→ Provided records
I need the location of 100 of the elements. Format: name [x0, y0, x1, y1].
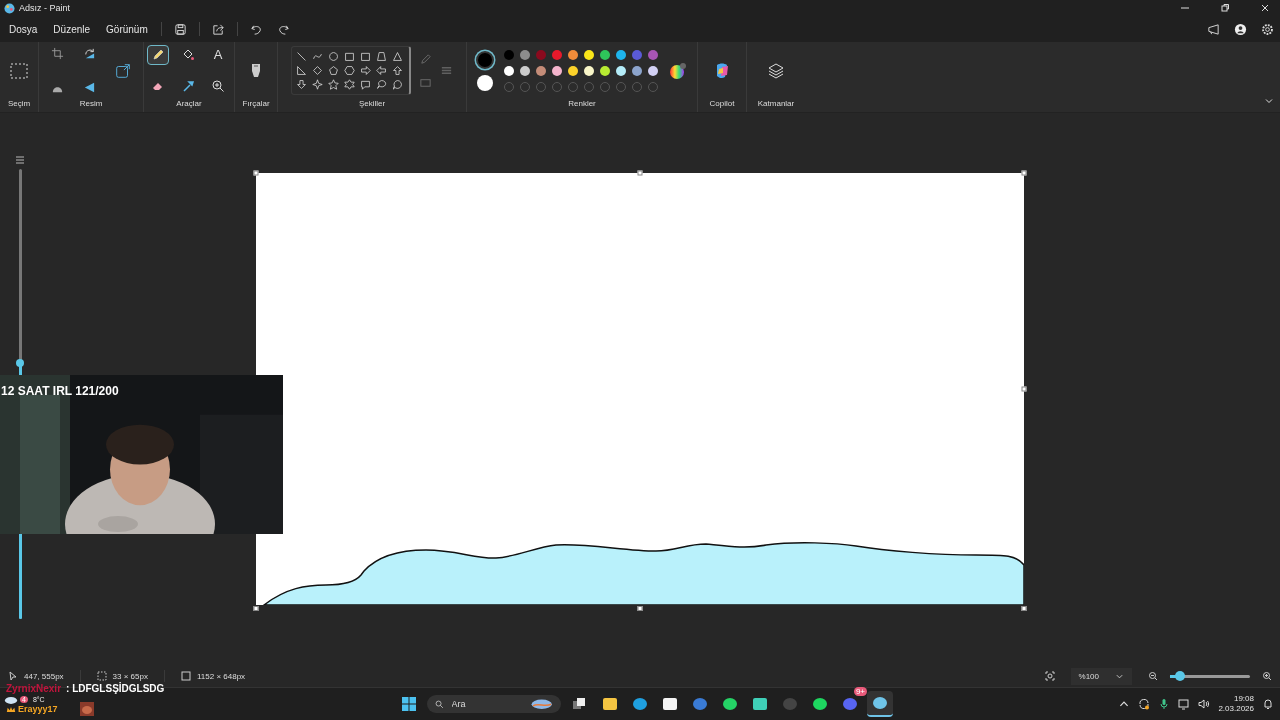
restore-icon[interactable]	[1220, 3, 1230, 13]
color-swatch[interactable]	[584, 49, 594, 60]
share-icon[interactable]	[211, 22, 225, 36]
resize-handle[interactable]	[1021, 606, 1027, 611]
resize-handle[interactable]	[637, 170, 643, 176]
paint-app-button[interactable]	[867, 691, 893, 717]
group-label: Fırçalar	[242, 99, 270, 110]
crop-icon[interactable]	[50, 47, 64, 61]
color-swatch[interactable]	[504, 49, 514, 60]
zoom-dropdown[interactable]: %100	[1070, 667, 1132, 685]
text-tool[interactable]: A	[207, 44, 229, 65]
close-icon[interactable]	[1260, 3, 1270, 13]
follower-name: Erayyy17	[18, 704, 58, 714]
cursor-icon	[8, 671, 18, 681]
resize-handle[interactable]	[1021, 386, 1027, 392]
fit-to-window-icon[interactable]	[1044, 671, 1055, 681]
menu-item[interactable]: Düzenle	[46, 19, 98, 39]
shape-icon[interactable]	[328, 51, 339, 62]
shape-icon[interactable]	[392, 51, 403, 62]
shape-icon[interactable]	[376, 79, 387, 90]
color-swatch[interactable]	[648, 49, 658, 60]
clock-date[interactable]: 2.03.2026	[1218, 704, 1254, 714]
color-swatch[interactable]	[504, 65, 514, 76]
cloud-icon	[4, 694, 18, 704]
resize-icon[interactable]	[114, 61, 132, 80]
shape-icon[interactable]	[312, 51, 323, 62]
color-swatch[interactable]	[600, 65, 610, 76]
secondary-color-swatch[interactable]	[477, 74, 493, 91]
menu-item[interactable]: Dosya	[2, 19, 45, 39]
resize-handle[interactable]	[1021, 170, 1027, 176]
search-field[interactable]: Ara	[449, 698, 524, 710]
megaphone-icon[interactable]	[1207, 22, 1220, 36]
group-label: Renkler	[568, 99, 596, 110]
menu-item[interactable]: Görünüm	[99, 19, 155, 39]
account-icon[interactable]	[1234, 22, 1247, 36]
shape-icon[interactable]	[312, 65, 323, 76]
zoom-slider-thumb[interactable]	[1174, 671, 1185, 681]
settings-icon[interactable]	[1261, 22, 1274, 36]
shape-icon[interactable]	[392, 65, 403, 76]
color-swatch[interactable]	[632, 49, 642, 60]
shape-icon[interactable]	[376, 51, 387, 62]
color-swatch[interactable]	[568, 65, 578, 76]
microphone-icon[interactable]	[1158, 698, 1171, 710]
selection-icon[interactable]	[9, 60, 29, 81]
color-swatch[interactable]	[520, 65, 530, 76]
notification-icon[interactable]	[1262, 698, 1274, 710]
flip-icon[interactable]	[82, 80, 96, 94]
shape-icon[interactable]	[312, 79, 323, 90]
shape-icon[interactable]	[344, 65, 355, 76]
shape-icon[interactable]	[360, 65, 371, 76]
shape-icon[interactable]	[376, 65, 387, 76]
group-label: Katmanlar	[757, 99, 795, 110]
slider-thumb[interactable]	[16, 358, 24, 367]
task-view-icon[interactable]	[571, 696, 587, 712]
color-wheel-icon[interactable]	[668, 60, 688, 81]
shape-icon[interactable]	[328, 79, 339, 90]
stream-caption: 12 SAAT IRL 121/200	[1, 384, 119, 398]
shape-icon[interactable]	[296, 65, 307, 76]
color-swatch[interactable]	[584, 65, 594, 76]
color-swatch[interactable]	[616, 49, 626, 60]
group-label: Resim	[79, 99, 103, 110]
canvas-size: 1152 × 648px	[196, 671, 246, 681]
shape-icon[interactable]	[392, 79, 403, 90]
color-swatch[interactable]	[648, 65, 658, 76]
paint-bucket-icon	[181, 47, 195, 62]
shape-icon[interactable]	[328, 65, 339, 76]
sync-icon[interactable]	[1138, 698, 1151, 710]
color-swatch[interactable]	[552, 65, 562, 76]
shape-icon[interactable]	[296, 79, 307, 90]
shape-icon[interactable]	[344, 51, 355, 62]
color-swatch[interactable]	[520, 49, 530, 60]
rotate-icon[interactable]	[82, 47, 96, 61]
zoom-slider[interactable]	[1170, 674, 1250, 678]
resize-handle[interactable]	[253, 606, 259, 611]
color-swatch[interactable]	[568, 49, 578, 60]
save-icon[interactable]	[173, 22, 187, 36]
zoom-in-icon[interactable]	[1262, 671, 1272, 681]
volume-icon[interactable]	[1198, 698, 1211, 710]
collapse-icon[interactable]	[1264, 96, 1274, 106]
resize-handle[interactable]	[253, 170, 259, 176]
network-icon[interactable]	[1178, 698, 1191, 710]
color-swatch[interactable]	[616, 65, 626, 76]
canvas-size-icon	[180, 671, 191, 681]
chat-username: ZyrnixNexir	[6, 683, 62, 694]
start-icon[interactable]	[401, 696, 417, 712]
shape-icon[interactable]	[344, 79, 355, 90]
shape-icon[interactable]	[360, 51, 371, 62]
shape-icon[interactable]	[296, 51, 307, 62]
color-swatch[interactable]	[536, 49, 546, 60]
color-swatch[interactable]	[552, 49, 562, 60]
zoom-out-icon[interactable]	[1148, 671, 1158, 681]
resize-handle[interactable]	[637, 606, 643, 611]
search-bar[interactable]: Ara	[427, 694, 561, 714]
color-swatch[interactable]	[600, 49, 610, 60]
primary-color-swatch[interactable]	[476, 50, 494, 69]
pencil-tool[interactable]	[147, 44, 169, 65]
clock-time[interactable]: 19:08	[1233, 694, 1254, 704]
color-swatch[interactable]	[632, 65, 642, 76]
color-swatch[interactable]	[536, 65, 546, 76]
shape-icon[interactable]	[360, 79, 371, 90]
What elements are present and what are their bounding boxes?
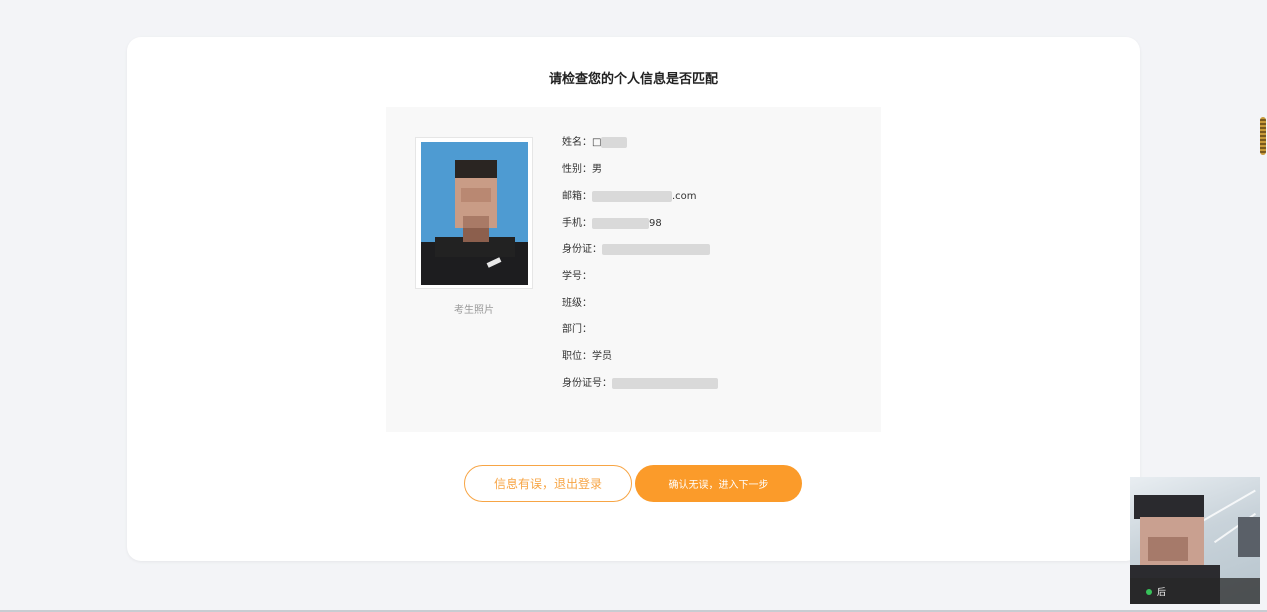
field-id-card-label: 身份证： <box>562 244 602 255</box>
field-position: 职位：学员 <box>562 350 612 364</box>
redacted-block <box>592 217 649 229</box>
camera-face-shade <box>1148 537 1188 561</box>
field-email-value: .com <box>672 191 697 202</box>
camera-face-hair <box>1134 495 1204 519</box>
field-student-no-label: 学号： <box>562 271 592 282</box>
field-id-number-label: 身份证号： <box>562 378 612 389</box>
field-position-label: 职位： <box>562 351 592 362</box>
field-phone-label: 手机： <box>562 218 592 229</box>
camera-status-bar: 后 <box>1130 578 1260 604</box>
field-gender: 性别：男 <box>562 163 602 177</box>
field-id-card: 身份证： <box>562 243 710 257</box>
info-error-logout-button[interactable]: 信息有误，退出登录 <box>464 465 632 502</box>
field-class: 班级： <box>562 297 592 311</box>
field-department-label: 部门： <box>562 324 592 335</box>
verification-card: 请检查您的个人信息是否匹配 考生照片 姓名：□ 性别：男 邮箱： .com 手机… <box>127 37 1140 561</box>
field-phone: 手机： 98 <box>562 217 662 231</box>
field-gender-label: 性别： <box>562 164 592 175</box>
info-panel: 考生照片 姓名：□ 性别：男 邮箱： .com 手机： 98 身份证： 学号： 班级… <box>386 107 881 432</box>
field-id-number: 身份证号： <box>562 377 718 391</box>
field-position-value: 学员 <box>592 351 612 362</box>
field-phone-value: 98 <box>649 218 662 229</box>
field-class-label: 班级： <box>562 298 592 309</box>
redacted-block <box>602 243 710 255</box>
field-name-label: 姓名： <box>562 137 592 148</box>
field-department: 部门： <box>562 323 592 337</box>
field-name-value: □ <box>592 137 602 148</box>
redacted-block <box>612 377 718 389</box>
camera-label: 后 <box>1157 588 1167 598</box>
candidate-photo <box>421 142 528 285</box>
camera-status-dot <box>1146 589 1152 595</box>
photo-caption: 考生照片 <box>454 305 494 316</box>
field-email: 邮箱： .com <box>562 190 697 204</box>
photo-frame <box>415 137 533 289</box>
field-email-label: 邮箱： <box>562 191 592 202</box>
redacted-block <box>601 136 628 148</box>
confirm-next-button[interactable]: 确认无误，进入下一步 <box>635 465 802 502</box>
camera-preview[interactable]: 后 <box>1130 477 1260 604</box>
page-title: 请检查您的个人信息是否匹配 <box>548 72 718 87</box>
redacted-block <box>592 190 672 202</box>
field-gender-value: 男 <box>592 164 602 175</box>
camera-bg-object <box>1238 517 1260 557</box>
field-name: 姓名：□ <box>562 136 628 150</box>
scroll-handle[interactable] <box>1260 117 1266 155</box>
field-student-no: 学号： <box>562 270 592 284</box>
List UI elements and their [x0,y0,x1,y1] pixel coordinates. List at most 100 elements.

→ Your goal
Copy out the lines above, word for word, from the one containing "field-id-card-label: 身份证： <box>562" through the one containing "camera-preview[interactable]: 后 <box>1130", both of those included.

→ Complete response
field-id-card-label: 身份证： <box>562 244 602 255</box>
field-position: 职位：学员 <box>562 350 612 364</box>
redacted-block <box>592 217 649 229</box>
camera-face-shade <box>1148 537 1188 561</box>
field-email-value: .com <box>672 191 697 202</box>
camera-face-hair <box>1134 495 1204 519</box>
field-student-no-label: 学号： <box>562 271 592 282</box>
field-id-number-label: 身份证号： <box>562 378 612 389</box>
field-position-label: 职位： <box>562 351 592 362</box>
field-phone-label: 手机： <box>562 218 592 229</box>
camera-status-bar: 后 <box>1130 578 1260 604</box>
field-gender: 性别：男 <box>562 163 602 177</box>
field-id-card: 身份证： <box>562 243 710 257</box>
info-error-logout-button[interactable]: 信息有误，退出登录 <box>464 465 632 502</box>
field-class: 班级： <box>562 297 592 311</box>
field-department-label: 部门： <box>562 324 592 335</box>
verification-card: 请检查您的个人信息是否匹配 考生照片 姓名：□ 性别：男 邮箱： .com 手机… <box>127 37 1140 561</box>
field-phone: 手机： 98 <box>562 217 662 231</box>
field-gender-label: 性别： <box>562 164 592 175</box>
info-panel: 考生照片 姓名：□ 性别：男 邮箱： .com 手机： 98 身份证： 学号： 班级… <box>386 107 881 432</box>
field-id-number: 身份证号： <box>562 377 718 391</box>
field-position-value: 学员 <box>592 351 612 362</box>
field-phone-value: 98 <box>649 218 662 229</box>
field-class-label: 班级： <box>562 298 592 309</box>
redacted-block <box>602 243 710 255</box>
field-name-label: 姓名： <box>562 137 592 148</box>
field-department: 部门： <box>562 323 592 337</box>
field-name-value: □ <box>592 137 602 148</box>
redacted-block <box>612 377 718 389</box>
camera-label: 后 <box>1157 588 1167 598</box>
candidate-photo <box>421 142 528 285</box>
camera-status-dot <box>1146 589 1152 595</box>
photo-caption: 考生照片 <box>454 305 494 316</box>
field-email: 邮箱： .com <box>562 190 697 204</box>
photo-frame <box>415 137 533 289</box>
field-email-label: 邮箱： <box>562 191 592 202</box>
redacted-block <box>601 136 628 148</box>
confirm-next-button[interactable]: 确认无误，进入下一步 <box>635 465 802 502</box>
camera-preview[interactable]: 后 <box>1130 477 1260 604</box>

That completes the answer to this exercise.